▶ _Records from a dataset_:
>> Begin

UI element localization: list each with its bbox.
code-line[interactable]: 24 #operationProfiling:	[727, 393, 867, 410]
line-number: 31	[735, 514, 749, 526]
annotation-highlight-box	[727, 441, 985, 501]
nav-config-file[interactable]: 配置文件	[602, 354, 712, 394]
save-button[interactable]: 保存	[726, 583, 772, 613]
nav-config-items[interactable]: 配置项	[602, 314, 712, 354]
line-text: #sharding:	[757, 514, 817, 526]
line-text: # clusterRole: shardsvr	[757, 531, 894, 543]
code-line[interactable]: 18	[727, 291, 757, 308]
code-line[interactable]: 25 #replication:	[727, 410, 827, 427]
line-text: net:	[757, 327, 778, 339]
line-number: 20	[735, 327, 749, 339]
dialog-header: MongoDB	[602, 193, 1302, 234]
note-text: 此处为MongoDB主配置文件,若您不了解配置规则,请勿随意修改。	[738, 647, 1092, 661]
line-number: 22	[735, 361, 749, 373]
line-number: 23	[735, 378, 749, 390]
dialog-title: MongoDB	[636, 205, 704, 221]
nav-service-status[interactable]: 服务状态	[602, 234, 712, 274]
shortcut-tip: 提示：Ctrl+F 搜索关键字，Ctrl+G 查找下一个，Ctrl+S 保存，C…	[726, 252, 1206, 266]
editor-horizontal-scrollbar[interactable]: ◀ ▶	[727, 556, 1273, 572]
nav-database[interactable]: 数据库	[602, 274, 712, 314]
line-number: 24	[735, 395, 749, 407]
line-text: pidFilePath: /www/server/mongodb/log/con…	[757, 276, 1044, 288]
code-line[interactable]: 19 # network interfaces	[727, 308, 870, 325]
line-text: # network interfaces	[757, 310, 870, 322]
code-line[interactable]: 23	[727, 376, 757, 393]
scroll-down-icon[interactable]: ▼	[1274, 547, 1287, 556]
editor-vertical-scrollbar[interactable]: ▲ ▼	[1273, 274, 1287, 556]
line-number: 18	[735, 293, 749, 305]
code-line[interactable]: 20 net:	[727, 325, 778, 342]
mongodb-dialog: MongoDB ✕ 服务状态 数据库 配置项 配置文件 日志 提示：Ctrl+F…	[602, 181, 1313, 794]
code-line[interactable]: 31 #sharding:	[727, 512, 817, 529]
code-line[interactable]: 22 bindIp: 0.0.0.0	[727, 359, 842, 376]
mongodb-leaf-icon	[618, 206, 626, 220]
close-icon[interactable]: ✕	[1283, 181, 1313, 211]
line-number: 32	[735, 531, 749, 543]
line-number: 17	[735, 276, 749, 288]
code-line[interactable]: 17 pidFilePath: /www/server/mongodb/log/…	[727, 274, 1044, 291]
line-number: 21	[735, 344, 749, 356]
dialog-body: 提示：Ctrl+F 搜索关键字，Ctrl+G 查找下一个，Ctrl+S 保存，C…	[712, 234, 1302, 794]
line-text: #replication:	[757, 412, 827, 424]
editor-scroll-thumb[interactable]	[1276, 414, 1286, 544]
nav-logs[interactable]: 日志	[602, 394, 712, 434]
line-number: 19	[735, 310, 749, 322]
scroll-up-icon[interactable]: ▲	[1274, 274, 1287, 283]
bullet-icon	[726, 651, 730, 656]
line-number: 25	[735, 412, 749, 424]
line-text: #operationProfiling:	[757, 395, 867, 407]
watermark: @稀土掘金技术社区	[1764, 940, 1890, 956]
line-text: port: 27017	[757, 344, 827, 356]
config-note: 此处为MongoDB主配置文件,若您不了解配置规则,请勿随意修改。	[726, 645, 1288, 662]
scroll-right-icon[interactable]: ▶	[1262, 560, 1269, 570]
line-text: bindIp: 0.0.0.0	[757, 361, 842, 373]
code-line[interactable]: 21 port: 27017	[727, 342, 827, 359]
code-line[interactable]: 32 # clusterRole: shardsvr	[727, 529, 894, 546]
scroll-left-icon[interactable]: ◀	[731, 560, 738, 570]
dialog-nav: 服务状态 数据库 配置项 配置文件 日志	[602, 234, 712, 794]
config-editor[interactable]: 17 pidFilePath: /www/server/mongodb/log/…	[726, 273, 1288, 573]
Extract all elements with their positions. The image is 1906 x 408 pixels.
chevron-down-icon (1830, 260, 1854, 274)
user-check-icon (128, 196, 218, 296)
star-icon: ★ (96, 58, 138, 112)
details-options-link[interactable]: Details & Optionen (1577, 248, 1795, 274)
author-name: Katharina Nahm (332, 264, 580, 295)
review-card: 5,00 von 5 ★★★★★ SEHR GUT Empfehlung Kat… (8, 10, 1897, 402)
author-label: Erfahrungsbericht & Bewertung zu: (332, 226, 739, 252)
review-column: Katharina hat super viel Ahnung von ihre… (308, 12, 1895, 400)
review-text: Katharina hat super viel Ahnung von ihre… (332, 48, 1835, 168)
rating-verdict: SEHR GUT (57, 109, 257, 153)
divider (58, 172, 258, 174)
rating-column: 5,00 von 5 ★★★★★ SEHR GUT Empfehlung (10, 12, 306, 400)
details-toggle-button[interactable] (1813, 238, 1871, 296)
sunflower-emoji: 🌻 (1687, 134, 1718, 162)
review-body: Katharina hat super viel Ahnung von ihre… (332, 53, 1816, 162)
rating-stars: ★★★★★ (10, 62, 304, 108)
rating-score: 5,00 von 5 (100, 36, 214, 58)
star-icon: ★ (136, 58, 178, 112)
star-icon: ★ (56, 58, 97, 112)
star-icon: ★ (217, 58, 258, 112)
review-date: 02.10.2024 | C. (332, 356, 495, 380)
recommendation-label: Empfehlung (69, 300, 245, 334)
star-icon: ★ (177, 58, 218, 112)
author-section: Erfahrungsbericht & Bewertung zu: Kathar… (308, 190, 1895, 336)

>> End

▶ _Goal of the exercise_: Pick out and copy every line of the items above that contains the word "Empfehlung".

▶ _Task answer_:
review-card: 5,00 von 5 ★★★★★ SEHR GUT Empfehlung Kat… (8, 10, 1897, 402)
rating-column: 5,00 von 5 ★★★★★ SEHR GUT Empfehlung (10, 12, 306, 400)
recommendation-label: Empfehlung (69, 300, 245, 334)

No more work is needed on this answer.